• _Document passage_
The number of nicknames for marbles indicates what a popular game this is too (and still so in the age of the Game Boy® and the computer). In the dialect of the north-east of England, for example, marbles have been known as alleys, boodies, glassies, liggies, marvels, muggles, penkers, parpers and scudders. That’s just the start of it:

flirt (Yorkshire) to flick a marble with finger and thumb

fullock (Shropshire) to shoot a marble in an irregular way by jerking the fist forward instead of hitting it off by the force of the thumb only

deegle (Cheshire) a stolen marble

neggy-lag (Yorkshire) the penultimate shot

hawk (Newfoundland) to win all an opponent’s marbles

smuggings! (UK teen slang mid 19C) mine! (the exclamation used at the end of a game of marbles or spinning tops when the child who shouted first was allowed to keep the toy in question)

DICEMAN


When you get a little older, it becomes more interesting to throw objects with a more challenging set of possibilities:

snake eyes (North American slang 1929) getting double ones, the lowest score (supposedly resembling a snake’s stare)

box cars (underworld slang 1937) double 6 (from their similarity to the wheels of freight cars)

gate to stop the dice moving before they have actually come to rest

ARRERS


Many grown-up indoor games are found in that fine old British institution, the pub. One pastime in particular speaks of generations of players with fine imaginations and plenty of time on their hands:

monger a person who deliberately scores many more points than needed to win the game

Robin Hood when a dart sticks into a previous dart

married man’s side the left-hand side of a dart board (numbers 12, 9, 14, 11, 8 and 16) that would get a reasonable score (the rationale being a married man should always play safe)

• _Entries provided_

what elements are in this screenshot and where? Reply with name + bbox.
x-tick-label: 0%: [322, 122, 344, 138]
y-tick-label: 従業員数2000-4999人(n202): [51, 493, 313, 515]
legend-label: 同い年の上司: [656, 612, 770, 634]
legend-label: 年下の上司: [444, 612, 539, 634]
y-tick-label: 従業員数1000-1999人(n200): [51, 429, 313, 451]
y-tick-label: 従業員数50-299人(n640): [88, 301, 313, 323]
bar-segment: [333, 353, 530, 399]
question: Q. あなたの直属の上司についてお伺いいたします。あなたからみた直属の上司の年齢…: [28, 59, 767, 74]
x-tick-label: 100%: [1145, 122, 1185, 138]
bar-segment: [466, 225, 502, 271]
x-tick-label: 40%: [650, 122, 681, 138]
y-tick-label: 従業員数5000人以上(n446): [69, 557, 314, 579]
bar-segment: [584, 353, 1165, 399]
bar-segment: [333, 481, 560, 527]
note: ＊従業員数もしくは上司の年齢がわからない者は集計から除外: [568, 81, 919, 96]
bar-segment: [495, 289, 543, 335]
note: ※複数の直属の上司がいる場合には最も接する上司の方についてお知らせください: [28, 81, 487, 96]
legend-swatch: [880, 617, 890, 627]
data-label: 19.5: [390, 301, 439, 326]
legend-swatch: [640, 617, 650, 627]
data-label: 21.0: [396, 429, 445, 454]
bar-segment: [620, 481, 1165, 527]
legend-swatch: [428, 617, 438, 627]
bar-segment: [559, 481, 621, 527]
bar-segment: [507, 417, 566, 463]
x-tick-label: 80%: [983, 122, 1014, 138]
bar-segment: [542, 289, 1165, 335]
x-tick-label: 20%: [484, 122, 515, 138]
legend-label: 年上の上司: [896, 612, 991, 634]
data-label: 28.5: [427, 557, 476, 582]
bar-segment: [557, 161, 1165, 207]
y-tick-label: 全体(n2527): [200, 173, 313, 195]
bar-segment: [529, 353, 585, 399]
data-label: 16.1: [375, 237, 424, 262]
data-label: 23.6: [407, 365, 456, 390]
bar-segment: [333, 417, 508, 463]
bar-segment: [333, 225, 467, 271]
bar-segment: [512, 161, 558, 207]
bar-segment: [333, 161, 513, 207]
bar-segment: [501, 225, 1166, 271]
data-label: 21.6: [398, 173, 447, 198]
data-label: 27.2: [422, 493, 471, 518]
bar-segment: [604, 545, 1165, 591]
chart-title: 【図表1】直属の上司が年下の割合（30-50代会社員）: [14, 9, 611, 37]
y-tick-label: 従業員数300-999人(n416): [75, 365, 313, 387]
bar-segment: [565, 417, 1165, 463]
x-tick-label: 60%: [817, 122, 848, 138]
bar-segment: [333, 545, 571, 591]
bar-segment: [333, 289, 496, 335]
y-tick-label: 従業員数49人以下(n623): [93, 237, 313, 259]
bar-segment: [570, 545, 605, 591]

• _Given request 1_
In the passage on game slang, what does the Newfoundland word "hawk" mean?
• _Given request 2_
The passage on game slang defines the married man's side of a dart board. List every number it gives for that side.
• _Given request 3_
Proceed with the passage on game slang, picking up after its final entry.

• _Expected output 1_
To win all an opponent's marbles.

• _Expected output 2_
12, 9, 14, 11, 8 and 16

• _Expected output 3_
right church, wrong pew hitting a double but the wrong number

slop darts that score, but not where you wanted them

masonry darts darts thrown so that they miss the board entirely and hit the wall instead

spray ’n’ pray darts thrown by an irate and less talented player, rather quickly

bunting the art of throwing while on your knees

FEVVERS

And that’s just a fraction of the jargon. All the scores in darts have their own names too. Remember, when playing darts you’re counting down, not up, starting from a set 301 or 501 and trying to end up with exactly zero, a process which is known as doubling out:

madhouse double 1 (i.e. what you’re left in until you finish the game by achieving it)

fevvers a score of 33 (from the 19C Cockney tongue twister: ‘thirty-three feathers on a thrush’s throat’)

scroat a dart that is aimed for treble 20, but ends up in double 20

fish and globe a score of 45 (when competing on a fairground darts stall, 45 was a score that traditionally would win the customer a small paper bag of peanuts which later became the offer of a jar (globe) and a goldfish)

Lord Nelson a score of III (as he had one eye, one arm, one leg)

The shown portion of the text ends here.